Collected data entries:
++++++++++
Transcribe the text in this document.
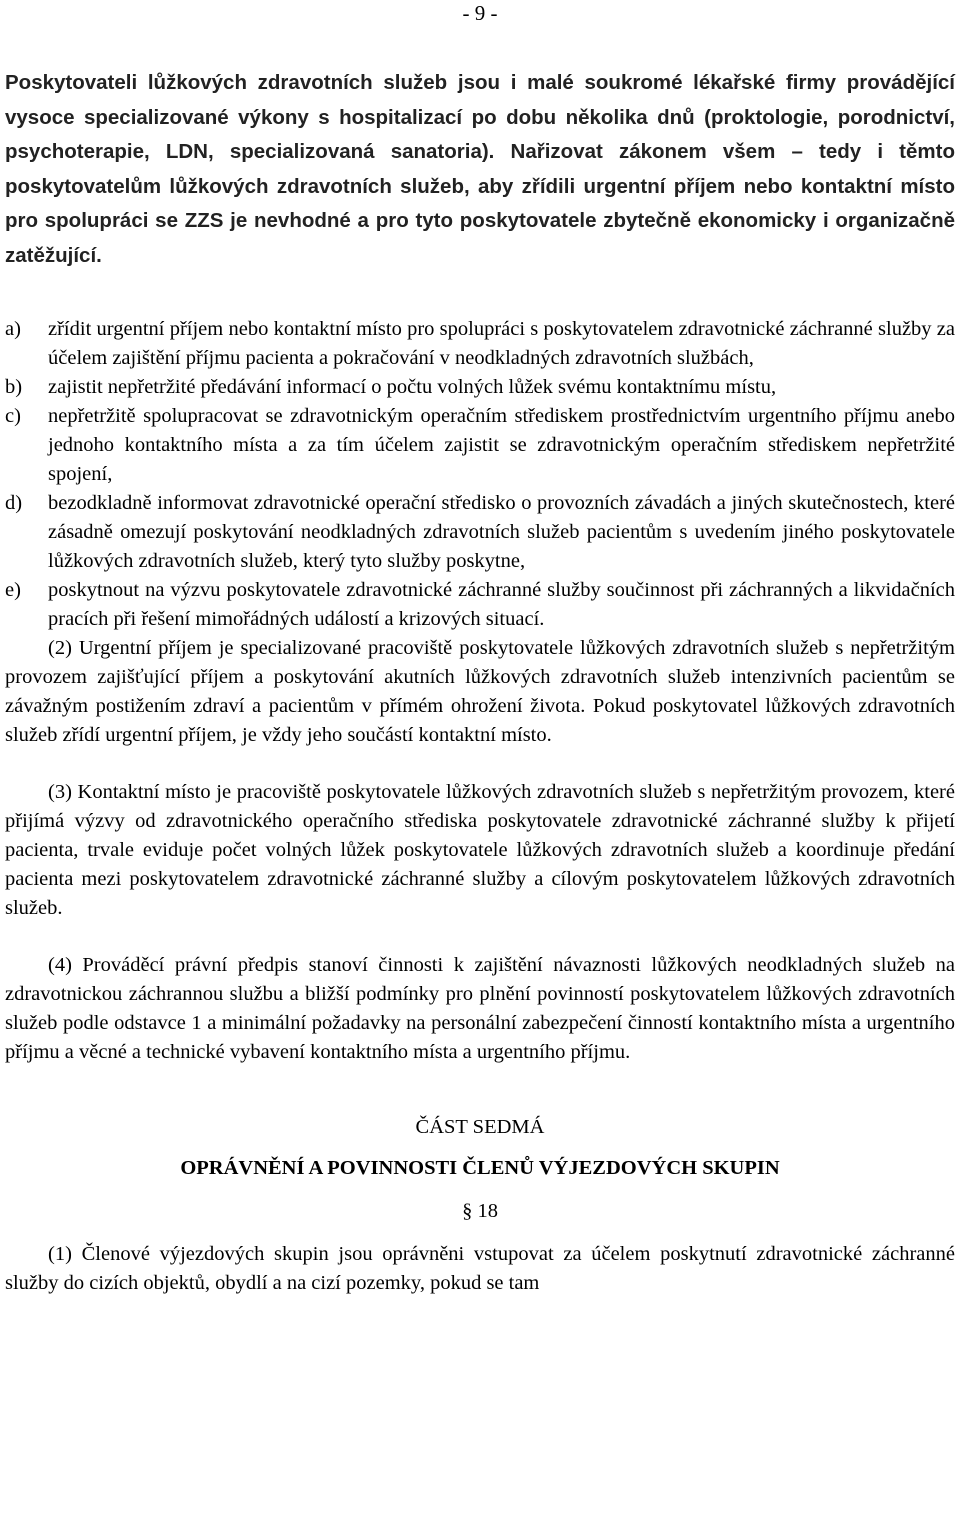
- 9 -

Poskytovateli lůžkových zdravotních služeb jsou i malé soukromé lékařské firmy provádějící vysoce specializované výkony s hospitalizací po dobu několika dnů (proktologie, porodnictví, psychoterapie, LDN, specializovaná sanatoria). Nařizovat zákonem všem – tedy i těmto poskytovatelům lůžkových zdravotních služeb, aby zřídili urgentní příjem nebo kontaktní místo pro spolupráci se ZZS je nevhodné a pro tyto poskytovatele zbytečně ekonomicky i organizačně zatěžující.

a)	zřídit urgentní příjem nebo kontaktní místo pro spolupráci s poskytovatelem zdravotnické záchranné služby za účelem zajištění příjmu pacienta a pokračování v neodkladných zdravotních službách,
b)	zajistit nepřetržité předávání informací o počtu volných lůžek svému kontaktnímu místu,
c)	nepřetržitě spolupracovat se zdravotnickým operačním střediskem prostřednictvím urgentního příjmu anebo jednoho kontaktního místa a za tím účelem zajistit se zdravotnickým operačním střediskem nepřetržité spojení,
d)	bezodkladně informovat zdravotnické operační středisko o provozních závadách a jiných skutečnostech, které zásadně omezují poskytování neodkladných zdravotních služeb pacientům s uvedením jiného poskytovatele lůžkových zdravotních služeb, který tyto služby poskytne,
e)	poskytnout na výzvu poskytovatele zdravotnické záchranné služby součinnost při záchranných a likvidačních pracích při řešení mimořádných událostí a krizových situací.

(2) Urgentní příjem je specializované pracoviště poskytovatele lůžkových zdravotních služeb s nepřetržitým provozem zajišťující příjem a poskytování akutních lůžkových zdravotních služeb intenzivních pacientům se závažným postižením zdraví a pacientům v přímém ohrožení života. Pokud poskytovatel lůžkových zdravotních služeb zřídí urgentní příjem, je vždy jeho součástí kontaktní místo.

(3) Kontaktní místo je pracoviště poskytovatele lůžkových zdravotních služeb s nepřetržitým provozem, které přijímá výzvy od zdravotnického operačního střediska poskytovatele zdravotnické záchranné služby k přijetí pacienta, trvale eviduje počet volných lůžek poskytovatele lůžkových zdravotních služeb a koordinuje předání pacienta mezi poskytovatelem zdravotnické záchranné služby a cílovým poskytovatelem lůžkových zdravotních služeb.

(4) Prováděcí právní předpis stanoví činnosti k zajištění návaznosti lůžkových neodkladných služeb na zdravotnickou záchrannou službu a bližší podmínky pro plnění povinností poskytovatelem lůžkových zdravotních služeb podle odstavce 1 a minimální požadavky na personální zabezpečení činností kontaktního místa a urgentního příjmu a věcné a technické vybavení kontaktního místa a urgentního příjmu.

ČÁST SEDMÁ
OPRÁVNĚNÍ A POVINNOSTI ČLENŮ VÝJEZDOVÝCH SKUPIN
§ 18

(1) Členové výjezdových skupin jsou oprávněni vstupovat za účelem poskytnutí zdravotnické záchranné služby do cizích objektů, obydlí a na cizí pozemky, pokud se tam
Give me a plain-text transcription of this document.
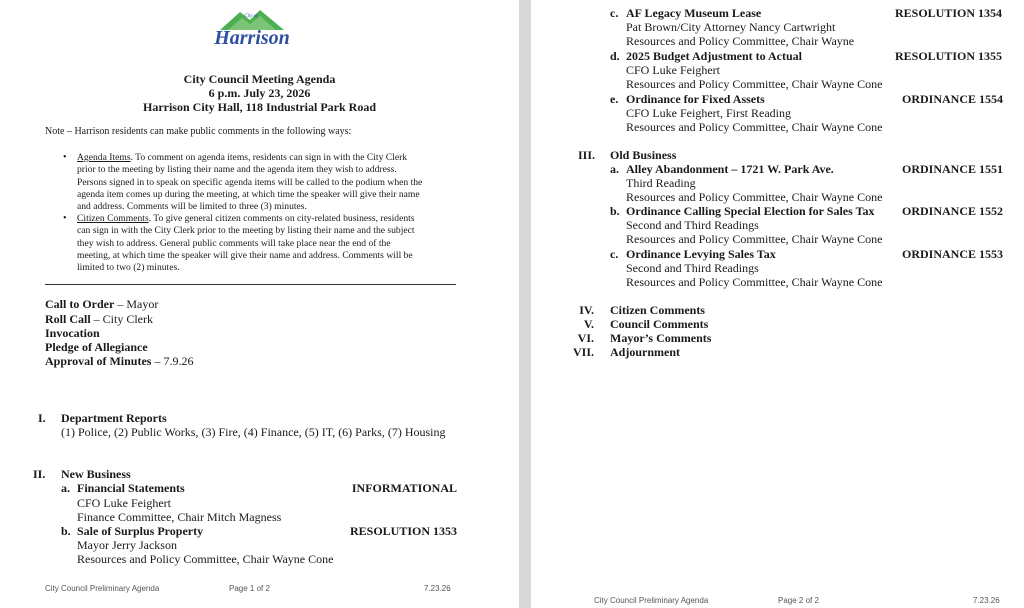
City of
Harrison
City Council Meeting Agenda
6 p.m. July 23, 2026
Harrison City Hall, 118 Industrial Park Road
Note – Harrison residents can make public comments in the following ways:
• Agenda Items. To comment on agenda items, residents can sign in with the City Clerk
prior to the meeting by listing their name and the agenda item they wish to address.
Persons signed in to speak on specific agenda items will be called to the podium when the
agenda item comes up during the meeting, at which time the speaker will give their name
and address. Comments will be limited to three (3) minutes.
• Citizen Comments. To give general citizen comments on city-related business, residents
can sign in with the City Clerk prior to the meeting by listing their name and the subject
they wish to address. General public comments will take place near the end of the
meeting, at which time the speaker will give their name and address. Comments will be
limited to two (2) minutes.
Call to Order – Mayor
Roll Call – City Clerk
Invocation
Pledge of Allegiance
Approval of Minutes – 7.9.26
I. Department Reports
(1) Police, (2) Public Works, (3) Fire, (4) Finance, (5) IT, (6) Parks, (7) Housing
II. New Business
a. Financial Statements	INFORMATIONAL
CFO Luke Feighert
Finance Committee, Chair Mitch Magness
b. Sale of Surplus Property	RESOLUTION 1353
Mayor Jerry Jackson
Resources and Policy Committee, Chair Wayne Cone
City Council Preliminary Agenda	Page 1 of 2	7.23.26
c. AF Legacy Museum Lease	RESOLUTION 1354
Pat Brown/City Attorney Nancy Cartwright
Resources and Policy Committee, Chair Wayne
d. 2025 Budget Adjustment to Actual	RESOLUTION 1355
CFO Luke Feighert
Resources and Policy Committee, Chair Wayne Cone
e. Ordinance for Fixed Assets	ORDINANCE 1554
CFO Luke Feighert, First Reading
Resources and Policy Committee, Chair Wayne Cone
III. Old Business
a. Alley Abandonment – 1721 W. Park Ave.	ORDINANCE 1551
Third Reading
Resources and Policy Committee, Chair Wayne Cone
b. Ordinance Calling Special Election for Sales Tax ORDINANCE 1552
Second and Third Readings
Resources and Policy Committee, Chair Wayne Cone
c. Ordinance Levying Sales Tax	ORDINANCE 1553
Second and Third Readings
Resources and Policy Committee, Chair Wayne Cone
IV. Citizen Comments
V. Council Comments
VI. Mayor’s Comments
VII. Adjournment
City Council Preliminary Agenda	Page 2 of 2	7.23.26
++++++++++
- [Challenge]:
Leave out the pictures and print each record exactly as it stands.

- [Full output]:
Transcribe the text in this document.
- 9 -

Poskytovateli lůžkových zdravotních služeb jsou i malé soukromé lékařské firmy provádějící vysoce specializované výkony s hospitalizací po dobu několika dnů (proktologie, porodnictví, psychoterapie, LDN, specializovaná sanatoria). Nařizovat zákonem všem – tedy i těmto poskytovatelům lůžkových zdravotních služeb, aby zřídili urgentní příjem nebo kontaktní místo pro spolupráci se ZZS je nevhodné a pro tyto poskytovatele zbytečně ekonomicky i organizačně zatěžující.

a)	zřídit urgentní příjem nebo kontaktní místo pro spolupráci s poskytovatelem zdravotnické záchranné služby za účelem zajištění příjmu pacienta a pokračování v neodkladných zdravotních službách,
b)	zajistit nepřetržité předávání informací o počtu volných lůžek svému kontaktnímu místu,
c)	nepřetržitě spolupracovat se zdravotnickým operačním střediskem prostřednictvím urgentního příjmu anebo jednoho kontaktního místa a za tím účelem zajistit se zdravotnickým operačním střediskem nepřetržité spojení,
d)	bezodkladně informovat zdravotnické operační středisko o provozních závadách a jiných skutečnostech, které zásadně omezují poskytování neodkladných zdravotních služeb pacientům s uvedením jiného poskytovatele lůžkových zdravotních služeb, který tyto služby poskytne,
e)	poskytnout na výzvu poskytovatele zdravotnické záchranné služby součinnost při záchranných a likvidačních pracích při řešení mimořádných událostí a krizových situací.

(2) Urgentní příjem je specializované pracoviště poskytovatele lůžkových zdravotních služeb s nepřetržitým provozem zajišťující příjem a poskytování akutních lůžkových zdravotních služeb intenzivních pacientům se závažným postižením zdraví a pacientům v přímém ohrožení života. Pokud poskytovatel lůžkových zdravotních služeb zřídí urgentní příjem, je vždy jeho součástí kontaktní místo.

(3) Kontaktní místo je pracoviště poskytovatele lůžkových zdravotních služeb s nepřetržitým provozem, které přijímá výzvy od zdravotnického operačního střediska poskytovatele zdravotnické záchranné služby k přijetí pacienta, trvale eviduje počet volných lůžek poskytovatele lůžkových zdravotních služeb a koordinuje předání pacienta mezi poskytovatelem zdravotnické záchranné služby a cílovým poskytovatelem lůžkových zdravotních služeb.

(4) Prováděcí právní předpis stanoví činnosti k zajištění návaznosti lůžkových neodkladných služeb na zdravotnickou záchrannou službu a bližší podmínky pro plnění povinností poskytovatelem lůžkových zdravotních služeb podle odstavce 1 a minimální požadavky na personální zabezpečení činností kontaktního místa a urgentního příjmu a věcné a technické vybavení kontaktního místa a urgentního příjmu.

ČÁST SEDMÁ
OPRÁVNĚNÍ A POVINNOSTI ČLENŮ VÝJEZDOVÝCH SKUPIN
§ 18

(1) Členové výjezdových skupin jsou oprávněni vstupovat za účelem poskytnutí zdravotnické záchranné služby do cizích objektů, obydlí a na cizí pozemky, pokud se tam
Give me a plain-text transcription of this document.
City of
Harrison
City Council Meeting Agenda
6 p.m. July 23, 2026
Harrison City Hall, 118 Industrial Park Road
Note – Harrison residents can make public comments in the following ways:
• Agenda Items. To comment on agenda items, residents can sign in with the City Clerk
prior to the meeting by listing their name and the agenda item they wish to address.
Persons signed in to speak on specific agenda items will be called to the podium when the
agenda item comes up during the meeting, at which time the speaker will give their name
and address. Comments will be limited to three (3) minutes.
• Citizen Comments. To give general citizen comments on city-related business, residents
can sign in with the City Clerk prior to the meeting by listing their name and the subject
they wish to address. General public comments will take place near the end of the
meeting, at which time the speaker will give their name and address. Comments will be
limited to two (2) minutes.
Call to Order – Mayor
Roll Call – City Clerk
Invocation
Pledge of Allegiance
Approval of Minutes – 7.9.26
I. Department Reports
(1) Police, (2) Public Works, (3) Fire, (4) Finance, (5) IT, (6) Parks, (7) Housing
II. New Business
a. Financial Statements	INFORMATIONAL
CFO Luke Feighert
Finance Committee, Chair Mitch Magness
b. Sale of Surplus Property	RESOLUTION 1353
Mayor Jerry Jackson
Resources and Policy Committee, Chair Wayne Cone
City Council Preliminary Agenda	Page 1 of 2	7.23.26
c. AF Legacy Museum Lease	RESOLUTION 1354
Pat Brown/City Attorney Nancy Cartwright
Resources and Policy Committee, Chair Wayne
d. 2025 Budget Adjustment to Actual	RESOLUTION 1355
CFO Luke Feighert
Resources and Policy Committee, Chair Wayne Cone
e. Ordinance for Fixed Assets	ORDINANCE 1554
CFO Luke Feighert, First Reading
Resources and Policy Committee, Chair Wayne Cone
III. Old Business
a. Alley Abandonment – 1721 W. Park Ave.	ORDINANCE 1551
Third Reading
Resources and Policy Committee, Chair Wayne Cone
b. Ordinance Calling Special Election for Sales Tax ORDINANCE 1552
Second and Third Readings
Resources and Policy Committee, Chair Wayne Cone
c. Ordinance Levying Sales Tax	ORDINANCE 1553
Second and Third Readings
Resources and Policy Committee, Chair Wayne Cone
IV. Citizen Comments
V. Council Comments
VI. Mayor’s Comments
VII. Adjournment
City Council Preliminary Agenda	Page 2 of 2	7.23.26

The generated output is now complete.